Supplied records.
---+---
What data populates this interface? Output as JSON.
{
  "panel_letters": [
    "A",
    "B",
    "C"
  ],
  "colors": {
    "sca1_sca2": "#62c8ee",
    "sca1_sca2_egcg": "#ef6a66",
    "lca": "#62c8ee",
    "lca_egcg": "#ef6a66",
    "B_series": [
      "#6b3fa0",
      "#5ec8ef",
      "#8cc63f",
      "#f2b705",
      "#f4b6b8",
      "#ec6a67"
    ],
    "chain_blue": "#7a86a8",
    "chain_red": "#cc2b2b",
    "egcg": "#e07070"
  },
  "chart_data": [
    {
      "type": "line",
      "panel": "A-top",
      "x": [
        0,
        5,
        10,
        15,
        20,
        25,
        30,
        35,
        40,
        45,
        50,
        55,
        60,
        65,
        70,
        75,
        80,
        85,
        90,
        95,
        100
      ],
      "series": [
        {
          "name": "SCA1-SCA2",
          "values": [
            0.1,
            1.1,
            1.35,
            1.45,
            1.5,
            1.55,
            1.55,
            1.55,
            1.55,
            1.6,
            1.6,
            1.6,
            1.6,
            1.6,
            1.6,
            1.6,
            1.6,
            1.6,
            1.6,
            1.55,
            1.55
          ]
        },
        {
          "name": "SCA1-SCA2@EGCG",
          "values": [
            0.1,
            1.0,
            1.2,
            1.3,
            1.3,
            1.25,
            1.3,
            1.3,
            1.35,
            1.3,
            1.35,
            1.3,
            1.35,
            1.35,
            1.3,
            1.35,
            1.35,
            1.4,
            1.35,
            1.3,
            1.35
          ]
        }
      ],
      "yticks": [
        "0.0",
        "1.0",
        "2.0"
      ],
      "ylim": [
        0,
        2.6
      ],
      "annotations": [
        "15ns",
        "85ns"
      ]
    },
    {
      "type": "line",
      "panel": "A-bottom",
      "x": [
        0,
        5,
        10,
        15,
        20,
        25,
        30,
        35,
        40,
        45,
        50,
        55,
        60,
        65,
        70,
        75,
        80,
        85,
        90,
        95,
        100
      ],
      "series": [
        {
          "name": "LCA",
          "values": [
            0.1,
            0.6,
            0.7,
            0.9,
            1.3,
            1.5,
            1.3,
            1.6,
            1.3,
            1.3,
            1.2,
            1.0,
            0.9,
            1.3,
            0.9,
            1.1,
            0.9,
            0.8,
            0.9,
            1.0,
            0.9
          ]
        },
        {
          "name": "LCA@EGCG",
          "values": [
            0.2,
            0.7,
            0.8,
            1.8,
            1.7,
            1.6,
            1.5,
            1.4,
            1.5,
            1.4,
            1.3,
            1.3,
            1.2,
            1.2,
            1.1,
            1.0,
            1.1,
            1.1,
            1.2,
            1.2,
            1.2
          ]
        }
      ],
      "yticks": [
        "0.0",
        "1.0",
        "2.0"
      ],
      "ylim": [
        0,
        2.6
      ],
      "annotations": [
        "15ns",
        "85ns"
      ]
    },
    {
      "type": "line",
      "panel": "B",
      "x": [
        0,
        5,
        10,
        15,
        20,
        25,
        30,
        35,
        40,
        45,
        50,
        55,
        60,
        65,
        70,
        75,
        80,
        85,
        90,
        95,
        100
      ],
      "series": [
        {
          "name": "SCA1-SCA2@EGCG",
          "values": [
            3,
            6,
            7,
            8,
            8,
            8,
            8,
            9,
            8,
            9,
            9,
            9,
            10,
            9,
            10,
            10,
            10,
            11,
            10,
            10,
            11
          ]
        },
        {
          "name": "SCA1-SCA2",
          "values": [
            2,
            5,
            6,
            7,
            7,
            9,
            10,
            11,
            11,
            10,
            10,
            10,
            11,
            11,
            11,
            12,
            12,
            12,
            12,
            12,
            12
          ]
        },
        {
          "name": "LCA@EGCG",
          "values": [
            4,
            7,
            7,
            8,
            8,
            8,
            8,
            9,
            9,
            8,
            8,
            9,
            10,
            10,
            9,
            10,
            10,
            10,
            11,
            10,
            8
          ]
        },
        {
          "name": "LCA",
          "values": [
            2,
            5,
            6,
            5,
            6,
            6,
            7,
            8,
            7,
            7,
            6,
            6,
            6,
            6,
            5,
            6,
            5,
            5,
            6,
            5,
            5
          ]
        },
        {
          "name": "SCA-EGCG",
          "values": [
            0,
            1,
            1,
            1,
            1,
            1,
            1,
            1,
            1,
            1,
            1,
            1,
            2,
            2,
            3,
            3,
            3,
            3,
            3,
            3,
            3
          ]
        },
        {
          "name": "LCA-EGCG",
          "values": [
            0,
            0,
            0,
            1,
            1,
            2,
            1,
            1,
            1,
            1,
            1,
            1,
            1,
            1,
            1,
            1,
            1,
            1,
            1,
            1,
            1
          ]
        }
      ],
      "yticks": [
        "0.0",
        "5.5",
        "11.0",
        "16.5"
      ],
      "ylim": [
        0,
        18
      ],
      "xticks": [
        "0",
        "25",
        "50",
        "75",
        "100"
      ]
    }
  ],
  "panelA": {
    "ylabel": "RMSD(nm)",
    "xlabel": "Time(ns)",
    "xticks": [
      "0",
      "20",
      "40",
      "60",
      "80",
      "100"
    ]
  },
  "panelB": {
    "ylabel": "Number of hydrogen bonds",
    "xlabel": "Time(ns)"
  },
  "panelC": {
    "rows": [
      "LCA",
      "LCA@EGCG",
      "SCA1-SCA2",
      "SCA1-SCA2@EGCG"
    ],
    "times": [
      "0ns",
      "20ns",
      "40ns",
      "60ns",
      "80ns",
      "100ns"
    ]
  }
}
---+---
Task instructions. Print every record above exactly as written.

Solution to this exercise.
What data populates this interface? Output as JSON.
{
  "panel_letters": [
    "A",
    "B",
    "C"
  ],
  "colors": {
    "sca1_sca2": "#62c8ee",
    "sca1_sca2_egcg": "#ef6a66",
    "lca": "#62c8ee",
    "lca_egcg": "#ef6a66",
    "B_series": [
      "#6b3fa0",
      "#5ec8ef",
      "#8cc63f",
      "#f2b705",
      "#f4b6b8",
      "#ec6a67"
    ],
    "chain_blue": "#7a86a8",
    "chain_red": "#cc2b2b",
    "egcg": "#e07070"
  },
  "chart_data": [
    {
      "type": "line",
      "panel": "A-top",
      "x": [
        0,
        5,
        10,
        15,
        20,
        25,
        30,
        35,
        40,
        45,
        50,
        55,
        60,
        65,
        70,
        75,
        80,
        85,
        90,
        95,
        100
      ],
      "series": [
        {
          "name": "SCA1-SCA2",
          "values": [
            0.1,
            1.1,
            1.35,
            1.45,
            1.5,
            1.55,
            1.55,
            1.55,
            1.55,
            1.6,
            1.6,
            1.6,
            1.6,
            1.6,
            1.6,
            1.6,
            1.6,
            1.6,
            1.6,
            1.55,
            1.55
          ]
        },
        {
          "name": "SCA1-SCA2@EGCG",
          "values": [
            0.1,
            1.0,
            1.2,
            1.3,
            1.3,
            1.25,
            1.3,
            1.3,
            1.35,
            1.3,
            1.35,
            1.3,
            1.35,
            1.35,
            1.3,
            1.35,
            1.35,
            1.4,
            1.35,
            1.3,
            1.35
          ]
        }
      ],
      "yticks": [
        "0.0",
        "1.0",
        "2.0"
      ],
      "ylim": [
        0,
        2.6
      ],
      "annotations": [
        "15ns",
        "85ns"
      ]
    },
    {
      "type": "line",
      "panel": "A-bottom",
      "x": [
        0,
        5,
        10,
        15,
        20,
        25,
        30,
        35,
        40,
        45,
        50,
        55,
        60,
        65,
        70,
        75,
        80,
        85,
        90,
        95,
        100
      ],
      "series": [
        {
          "name": "LCA",
          "values": [
            0.1,
            0.6,
            0.7,
            0.9,
            1.3,
            1.5,
            1.3,
            1.6,
            1.3,
            1.3,
            1.2,
            1.0,
            0.9,
            1.3,
            0.9,
            1.1,
            0.9,
            0.8,
            0.9,
            1.0,
            0.9
          ]
        },
        {
          "name": "LCA@EGCG",
          "values": [
            0.2,
            0.7,
            0.8,
            1.8,
            1.7,
            1.6,
            1.5,
            1.4,
            1.5,
            1.4,
            1.3,
            1.3,
            1.2,
            1.2,
            1.1,
            1.0,
            1.1,
            1.1,
            1.2,
            1.2,
            1.2
          ]
        }
      ],
      "yticks": [
        "0.0",
        "1.0",
        "2.0"
      ],
      "ylim": [
        0,
        2.6
      ],
      "annotations": [
        "15ns",
        "85ns"
      ]
    },
    {
      "type": "line",
      "panel": "B",
      "x": [
        0,
        5,
        10,
        15,
        20,
        25,
        30,
        35,
        40,
        45,
        50,
        55,
        60,
        65,
        70,
        75,
        80,
        85,
        90,
        95,
        100
      ],
      "series": [
        {
          "name": "SCA1-SCA2@EGCG",
          "values": [
            3,
            6,
            7,
            8,
            8,
            8,
            8,
            9,
            8,
            9,
            9,
            9,
            10,
            9,
            10,
            10,
            10,
            11,
            10,
            10,
            11
          ]
        },
        {
          "name": "SCA1-SCA2",
          "values": [
            2,
            5,
            6,
            7,
            7,
            9,
            10,
            11,
            11,
            10,
            10,
            10,
            11,
            11,
            11,
            12,
            12,
            12,
            12,
            12,
            12
          ]
        },
        {
          "name": "LCA@EGCG",
          "values": [
            4,
            7,
            7,
            8,
            8,
            8,
            8,
            9,
            9,
            8,
            8,
            9,
            10,
            10,
            9,
            10,
            10,
            10,
            11,
            10,
            8
          ]
        },
        {
          "name": "LCA",
          "values": [
            2,
            5,
            6,
            5,
            6,
            6,
            7,
            8,
            7,
            7,
            6,
            6,
            6,
            6,
            5,
            6,
            5,
            5,
            6,
            5,
            5
          ]
        },
        {
          "name": "SCA-EGCG",
          "values": [
            0,
            1,
            1,
            1,
            1,
            1,
            1,
            1,
            1,
            1,
            1,
            1,
            2,
            2,
            3,
            3,
            3,
            3,
            3,
            3,
            3
          ]
        },
        {
          "name": "LCA-EGCG",
          "values": [
            0,
            0,
            0,
            1,
            1,
            2,
            1,
            1,
            1,
            1,
            1,
            1,
            1,
            1,
            1,
            1,
            1,
            1,
            1,
            1,
            1
          ]
        }
      ],
      "yticks": [
        "0.0",
        "5.5",
        "11.0",
        "16.5"
      ],
      "ylim": [
        0,
        18
      ],
      "xticks": [
        "0",
        "25",
        "50",
        "75",
        "100"
      ]
    }
  ],
  "panelA": {
    "ylabel": "RMSD(nm)",
    "xlabel": "Time(ns)",
    "xticks": [
      "0",
      "20",
      "40",
      "60",
      "80",
      "100"
    ]
  },
  "panelB": {
    "ylabel": "Number of hydrogen bonds",
    "xlabel": "Time(ns)"
  },
  "panelC": {
    "rows": [
      "LCA",
      "LCA@EGCG",
      "SCA1-SCA2",
      "SCA1-SCA2@EGCG"
    ],
    "times": [
      "0ns",
      "20ns",
      "40ns",
      "60ns",
      "80ns",
      "100ns"
    ]
  }
}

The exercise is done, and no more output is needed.